> **Exercise**: Write out the listing below exactly, and omit any images you find in it.

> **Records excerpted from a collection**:
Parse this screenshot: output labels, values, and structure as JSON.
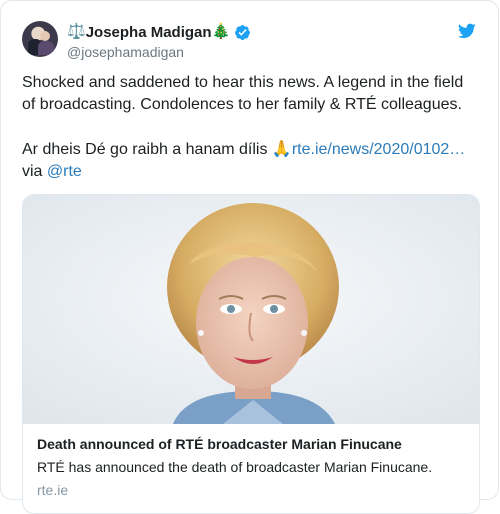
{
  "tweet": {
    "author": {
      "emoji_prefix": "⚖️",
      "display_name": "Josepha Madigan",
      "emoji_suffix": "🎄",
      "handle": "@josephamadigan",
      "verified": true,
      "avatar_icon": "avatar-photo"
    },
    "twitter_icon": "twitter-bird-icon",
    "text": {
      "line1": "Shocked and saddened to hear this news. A legend in the field",
      "line2": "of broadcasting. Condolences to her family & RTÉ colleagues.",
      "line3_text": "Ar dheis Dé go raibh a hanam dílis ",
      "line3_emoji": "🙏",
      "line3_link": "rte.ie/news/2020/0102…",
      "line4_text": "via ",
      "line4_mention": "@rte"
    },
    "card": {
      "image_icon": "portrait-photo",
      "title": "Death announced of RTÉ broadcaster Marian Finucane",
      "description": "RTÉ has announced the death of broadcaster Marian Finucane.",
      "domain": "rte.ie"
    },
    "colors": {
      "link": "#2b7bb9",
      "verified": "#1da1f2",
      "twitter_blue": "#1da1f2",
      "muted": "#697882"
    }
  }
}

> **Problem solution**:
Parse this screenshot: output labels, values, and structure as JSON.
{
  "tweet": {
    "author": {
      "emoji_prefix": "⚖️",
      "display_name": "Josepha Madigan",
      "emoji_suffix": "🎄",
      "handle": "@josephamadigan",
      "verified": true,
      "avatar_icon": "avatar-photo"
    },
    "twitter_icon": "twitter-bird-icon",
    "text": {
      "line1": "Shocked and saddened to hear this news. A legend in the field",
      "line2": "of broadcasting. Condolences to her family & RTÉ colleagues.",
      "line3_text": "Ar dheis Dé go raibh a hanam dílis ",
      "line3_emoji": "🙏",
      "line3_link": "rte.ie/news/2020/0102…",
      "line4_text": "via ",
      "line4_mention": "@rte"
    },
    "card": {
      "image_icon": "portrait-photo",
      "title": "Death announced of RTÉ broadcaster Marian Finucane",
      "description": "RTÉ has announced the death of broadcaster Marian Finucane.",
      "domain": "rte.ie"
    },
    "colors": {
      "link": "#2b7bb9",
      "verified": "#1da1f2",
      "twitter_blue": "#1da1f2",
      "muted": "#697882"
    }
  }
}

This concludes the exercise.